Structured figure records
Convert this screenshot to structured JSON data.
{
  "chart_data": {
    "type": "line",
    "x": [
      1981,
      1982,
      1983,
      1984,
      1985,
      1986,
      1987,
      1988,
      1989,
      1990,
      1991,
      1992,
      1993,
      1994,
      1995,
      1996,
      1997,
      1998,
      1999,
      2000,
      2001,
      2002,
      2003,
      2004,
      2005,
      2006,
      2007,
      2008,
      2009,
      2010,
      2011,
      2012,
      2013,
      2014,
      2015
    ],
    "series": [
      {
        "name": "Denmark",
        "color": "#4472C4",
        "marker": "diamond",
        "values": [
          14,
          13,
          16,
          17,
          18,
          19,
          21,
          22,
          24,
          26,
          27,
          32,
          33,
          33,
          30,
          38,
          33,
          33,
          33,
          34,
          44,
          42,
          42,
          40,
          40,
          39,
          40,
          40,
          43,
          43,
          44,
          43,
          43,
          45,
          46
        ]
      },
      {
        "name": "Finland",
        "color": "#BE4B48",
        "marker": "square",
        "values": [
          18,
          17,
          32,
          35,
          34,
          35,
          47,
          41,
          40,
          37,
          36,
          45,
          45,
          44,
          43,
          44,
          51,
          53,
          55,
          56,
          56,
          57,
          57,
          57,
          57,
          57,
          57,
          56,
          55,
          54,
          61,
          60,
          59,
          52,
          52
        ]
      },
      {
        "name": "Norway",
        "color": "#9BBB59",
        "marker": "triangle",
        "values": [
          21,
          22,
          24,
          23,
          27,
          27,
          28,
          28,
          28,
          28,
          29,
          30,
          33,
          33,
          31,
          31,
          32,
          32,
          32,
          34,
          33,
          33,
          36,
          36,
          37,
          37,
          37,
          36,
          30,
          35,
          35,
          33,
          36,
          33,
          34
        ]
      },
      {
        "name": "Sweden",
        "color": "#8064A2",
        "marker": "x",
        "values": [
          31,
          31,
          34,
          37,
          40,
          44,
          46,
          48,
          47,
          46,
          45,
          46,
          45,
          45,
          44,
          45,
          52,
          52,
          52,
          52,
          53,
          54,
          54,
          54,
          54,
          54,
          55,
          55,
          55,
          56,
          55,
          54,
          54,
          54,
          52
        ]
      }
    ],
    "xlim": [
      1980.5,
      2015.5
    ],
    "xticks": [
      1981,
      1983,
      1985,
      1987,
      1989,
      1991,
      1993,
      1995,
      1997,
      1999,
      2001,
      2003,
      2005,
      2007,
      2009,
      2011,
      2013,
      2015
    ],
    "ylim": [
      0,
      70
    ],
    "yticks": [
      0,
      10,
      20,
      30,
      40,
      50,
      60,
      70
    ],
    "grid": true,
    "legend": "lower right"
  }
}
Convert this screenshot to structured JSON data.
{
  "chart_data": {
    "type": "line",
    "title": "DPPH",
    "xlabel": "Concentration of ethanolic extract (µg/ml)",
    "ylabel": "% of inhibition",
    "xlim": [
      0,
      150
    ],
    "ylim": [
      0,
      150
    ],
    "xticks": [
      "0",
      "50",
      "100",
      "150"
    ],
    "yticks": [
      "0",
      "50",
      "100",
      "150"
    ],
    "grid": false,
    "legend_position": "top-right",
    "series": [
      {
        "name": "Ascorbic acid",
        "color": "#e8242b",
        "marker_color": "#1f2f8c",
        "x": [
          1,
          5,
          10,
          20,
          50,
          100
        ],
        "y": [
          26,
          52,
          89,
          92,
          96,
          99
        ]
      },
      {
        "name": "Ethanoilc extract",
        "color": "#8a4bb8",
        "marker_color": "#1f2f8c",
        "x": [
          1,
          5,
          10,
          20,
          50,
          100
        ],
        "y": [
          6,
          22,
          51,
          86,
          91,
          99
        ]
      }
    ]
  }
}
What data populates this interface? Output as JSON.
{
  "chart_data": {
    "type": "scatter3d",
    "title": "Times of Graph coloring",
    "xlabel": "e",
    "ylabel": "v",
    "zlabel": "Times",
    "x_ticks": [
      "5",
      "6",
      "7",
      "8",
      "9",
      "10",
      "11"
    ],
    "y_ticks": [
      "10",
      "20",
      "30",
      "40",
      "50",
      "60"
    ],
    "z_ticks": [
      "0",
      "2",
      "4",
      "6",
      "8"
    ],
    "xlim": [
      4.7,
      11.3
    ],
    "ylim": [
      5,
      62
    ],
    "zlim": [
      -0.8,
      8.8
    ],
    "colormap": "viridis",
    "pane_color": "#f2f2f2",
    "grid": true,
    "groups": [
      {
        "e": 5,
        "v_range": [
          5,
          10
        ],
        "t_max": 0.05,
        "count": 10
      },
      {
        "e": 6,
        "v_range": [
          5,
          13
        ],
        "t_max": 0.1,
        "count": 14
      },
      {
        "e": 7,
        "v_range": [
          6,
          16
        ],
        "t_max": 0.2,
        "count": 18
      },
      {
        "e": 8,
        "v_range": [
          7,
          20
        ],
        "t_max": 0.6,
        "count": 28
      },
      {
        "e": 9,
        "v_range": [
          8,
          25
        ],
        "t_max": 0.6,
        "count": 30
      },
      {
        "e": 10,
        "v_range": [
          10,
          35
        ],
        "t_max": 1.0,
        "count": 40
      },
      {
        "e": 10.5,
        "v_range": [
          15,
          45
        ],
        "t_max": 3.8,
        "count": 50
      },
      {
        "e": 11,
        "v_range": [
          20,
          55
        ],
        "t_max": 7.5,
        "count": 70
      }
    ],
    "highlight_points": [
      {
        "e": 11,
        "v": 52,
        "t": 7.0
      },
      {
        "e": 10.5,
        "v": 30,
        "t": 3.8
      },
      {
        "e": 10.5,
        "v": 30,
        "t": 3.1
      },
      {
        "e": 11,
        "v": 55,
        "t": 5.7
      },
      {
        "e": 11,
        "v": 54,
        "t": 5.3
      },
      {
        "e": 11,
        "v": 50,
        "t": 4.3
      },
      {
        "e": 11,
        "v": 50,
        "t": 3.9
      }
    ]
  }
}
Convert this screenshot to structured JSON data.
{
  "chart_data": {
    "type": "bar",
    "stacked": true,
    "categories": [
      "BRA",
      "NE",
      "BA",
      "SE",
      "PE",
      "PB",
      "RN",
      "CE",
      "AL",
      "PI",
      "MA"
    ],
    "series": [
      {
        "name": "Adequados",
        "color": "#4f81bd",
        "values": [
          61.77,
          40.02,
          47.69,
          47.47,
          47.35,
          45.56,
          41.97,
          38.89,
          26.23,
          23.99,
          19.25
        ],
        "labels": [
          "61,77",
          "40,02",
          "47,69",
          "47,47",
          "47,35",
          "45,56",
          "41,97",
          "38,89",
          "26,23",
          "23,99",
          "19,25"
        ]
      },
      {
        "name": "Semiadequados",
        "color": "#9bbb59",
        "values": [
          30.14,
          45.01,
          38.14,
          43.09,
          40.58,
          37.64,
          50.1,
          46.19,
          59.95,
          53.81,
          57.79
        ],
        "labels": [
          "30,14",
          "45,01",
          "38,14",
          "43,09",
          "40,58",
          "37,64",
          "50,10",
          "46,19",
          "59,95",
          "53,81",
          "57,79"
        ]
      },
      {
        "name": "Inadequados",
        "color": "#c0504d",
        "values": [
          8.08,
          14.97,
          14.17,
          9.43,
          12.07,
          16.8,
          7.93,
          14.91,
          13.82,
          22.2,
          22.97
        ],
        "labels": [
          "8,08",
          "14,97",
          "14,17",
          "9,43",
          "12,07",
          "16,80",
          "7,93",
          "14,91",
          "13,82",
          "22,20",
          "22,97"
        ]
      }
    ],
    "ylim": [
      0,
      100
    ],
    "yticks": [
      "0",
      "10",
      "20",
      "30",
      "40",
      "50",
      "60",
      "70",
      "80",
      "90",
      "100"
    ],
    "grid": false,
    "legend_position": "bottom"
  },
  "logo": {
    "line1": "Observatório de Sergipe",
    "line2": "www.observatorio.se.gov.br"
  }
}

> **Aim of the task**:
Whichever lines contain the string "xlabel", select and copy them.

> **Solution to the problem**:
    "xlabel": "Concentration of ethanolic extract (µg/ml)",
    "xlabel": "e",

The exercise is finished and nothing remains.